((

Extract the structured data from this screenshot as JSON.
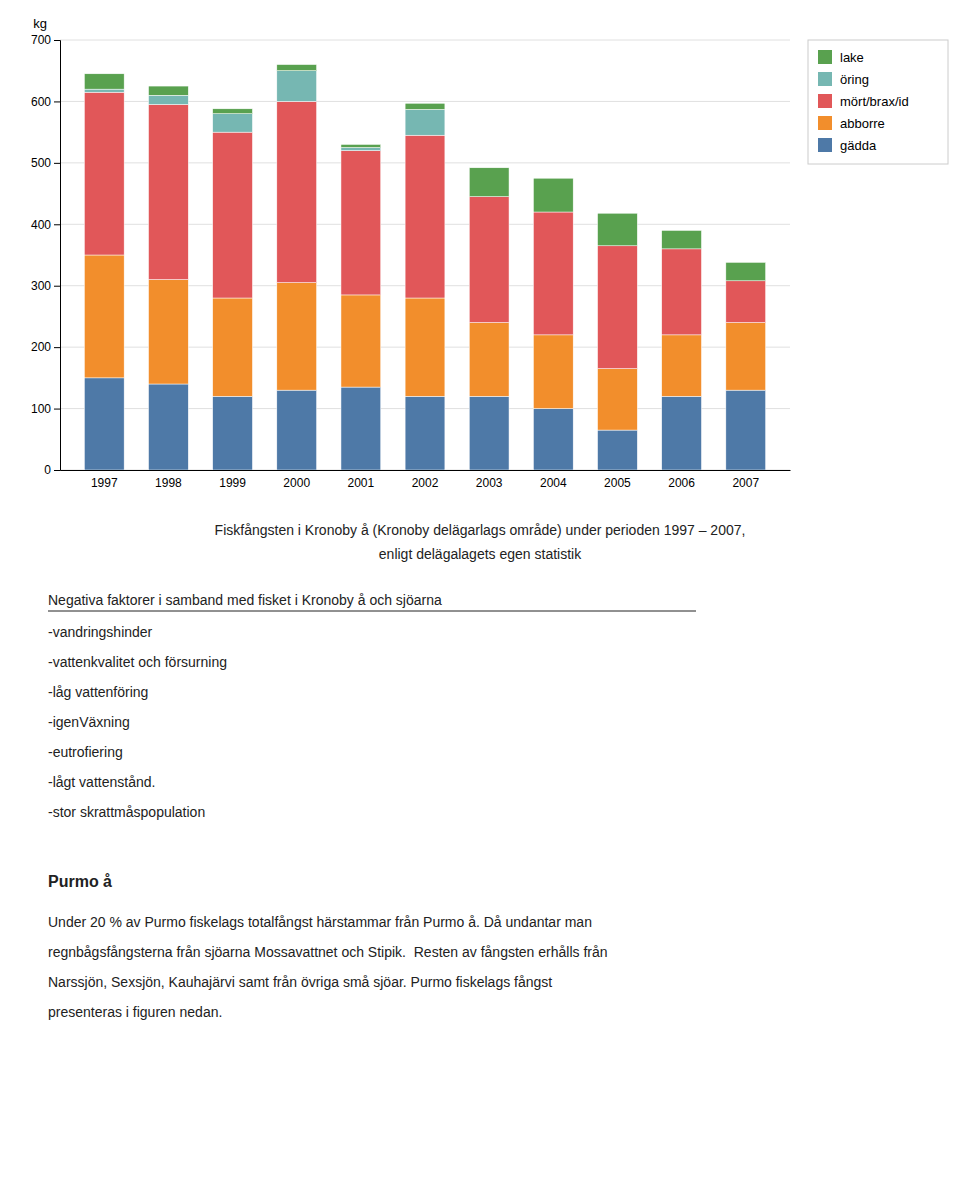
{
  "chart_data": {
    "type": "bar",
    "stacked": true,
    "y_label": "kg",
    "categories": [
      "1997",
      "1998",
      "1999",
      "2000",
      "2001",
      "2002",
      "2003",
      "2004",
      "2005",
      "2006",
      "2007"
    ],
    "series": [
      {
        "name": "gädda",
        "values": [
          150,
          140,
          120,
          130,
          135,
          120,
          120,
          100,
          65,
          120,
          130
        ]
      },
      {
        "name": "abborre",
        "values": [
          200,
          170,
          160,
          175,
          150,
          160,
          120,
          120,
          100,
          100,
          110
        ]
      },
      {
        "name": "mört/brax/id",
        "values": [
          265,
          285,
          270,
          295,
          235,
          265,
          205,
          200,
          200,
          140,
          68
        ]
      },
      {
        "name": "öring",
        "values": [
          5,
          15,
          30,
          50,
          5,
          42,
          0,
          0,
          0,
          0,
          0
        ]
      },
      {
        "name": "lake",
        "values": [
          25,
          15,
          8,
          10,
          5,
          10,
          47,
          55,
          53,
          30,
          30
        ]
      }
    ],
    "ylim": [
      0,
      700
    ],
    "yticks": [
      0,
      100,
      200,
      300,
      400,
      500,
      600,
      700
    ],
    "grid": true,
    "legend": "upper right"
  },
  "caption": [
    "Fiskfångsten i Kronoby å (Kronoby delägarlags område) under perioden 1997 – 2007,",
    "enligt delägalagets egen statistik"
  ],
  "section_title": "Negativa faktorer i samband med fisket i Kronoby å och sjöarna",
  "bullets": [
    "-vandringshinder",
    "-vattenkvalitet och försurning",
    "-låg vattenföring",
    "-igenVäxning",
    "-eutrofiering",
    "-lågt vattenstånd.",
    "-stor skrattmåspopulation"
  ],
  "purmo_title": "Purmo å",
  "purmo_lines": [
    "Under 20 % av Purmo fiskelags totalfångst härstammar från Purmo å. Då undantar man",
    "regnbågsfångsterna från sjöarna Mossavattnet och Stipik.  Resten av fångsten erhålls från",
    "Narssjön, Sexsjön, Kauhajärvi samt från övriga små sjöar. Purmo fiskelags fångst",
    "presenteras i figuren nedan."
  ]
}
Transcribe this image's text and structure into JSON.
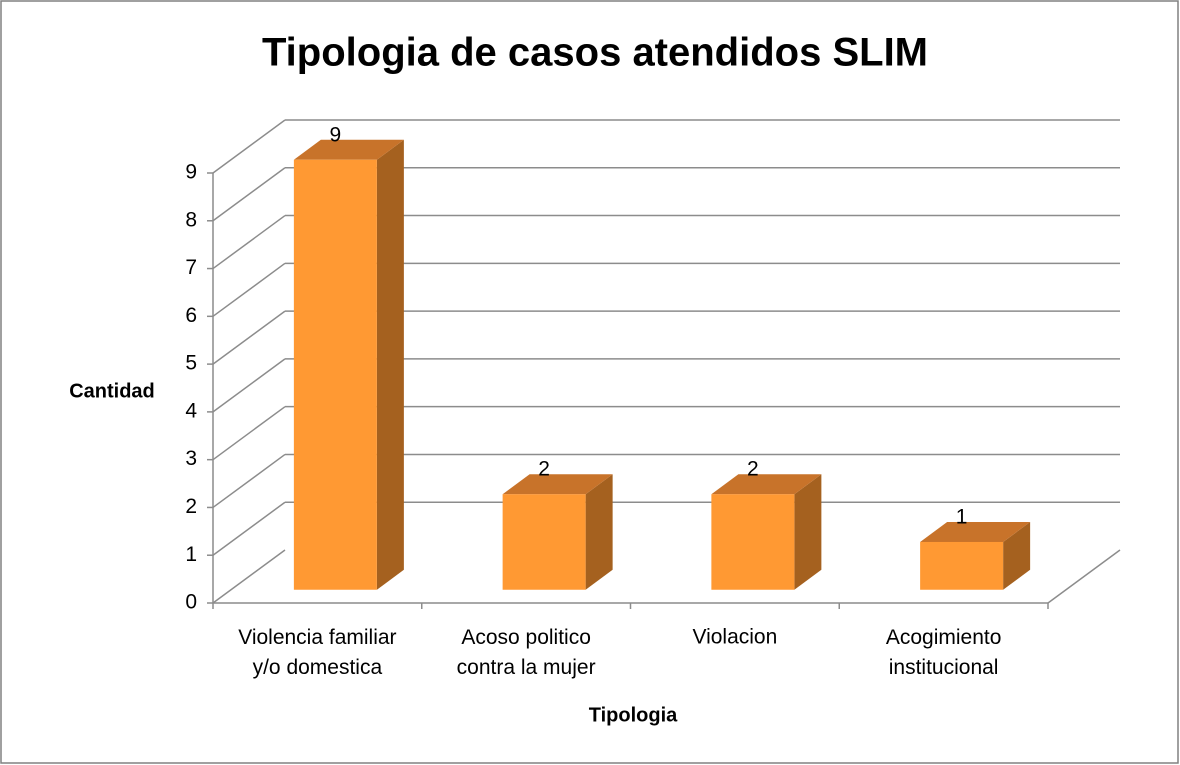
{
  "chart_data": {
    "type": "bar3d",
    "title": "Tipologia de casos atendidos SLIM",
    "x_label": "Tipologia",
    "y_label": "Cantidad",
    "categories": [
      "Violencia familiar\ny/o domestica",
      "Acoso politico\ncontra la mujer",
      "Violacion",
      "Acogimiento\ninstitucional"
    ],
    "values": [
      9,
      2,
      2,
      1
    ],
    "color": "#ff9933",
    "ylim": [
      0,
      9
    ],
    "yticks": [
      0,
      1,
      2,
      3,
      4,
      5,
      6,
      7,
      8,
      9
    ],
    "grid": true
  }
}
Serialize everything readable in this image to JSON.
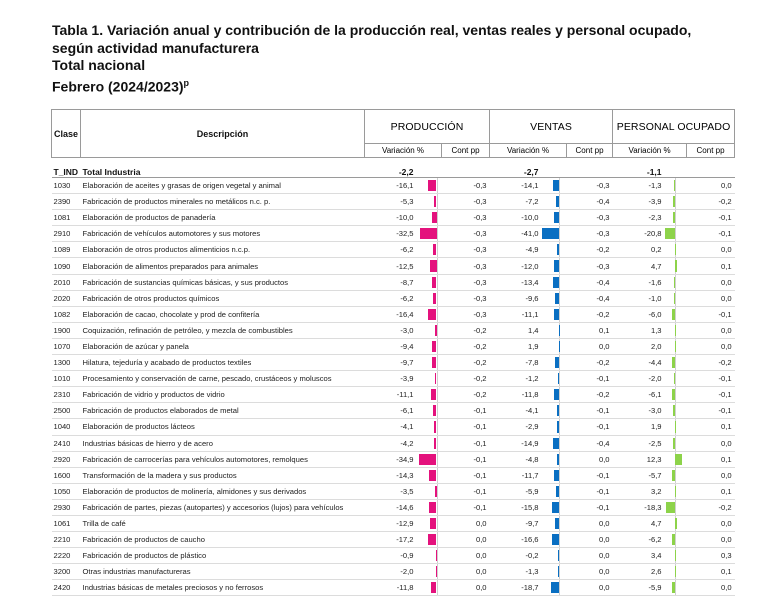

))

§ Required task
Extract lines where the string "fiskelags" occurs.

§ Solution to this exercise
    "Under 20 % av Purmo fiskelags totalfångst härstammar från Purmo å. Då undantar man",
    "Narssjön, Sexsjön, Kauhajärvi samt från övriga små sjöar. Purmo fiskelags fångst",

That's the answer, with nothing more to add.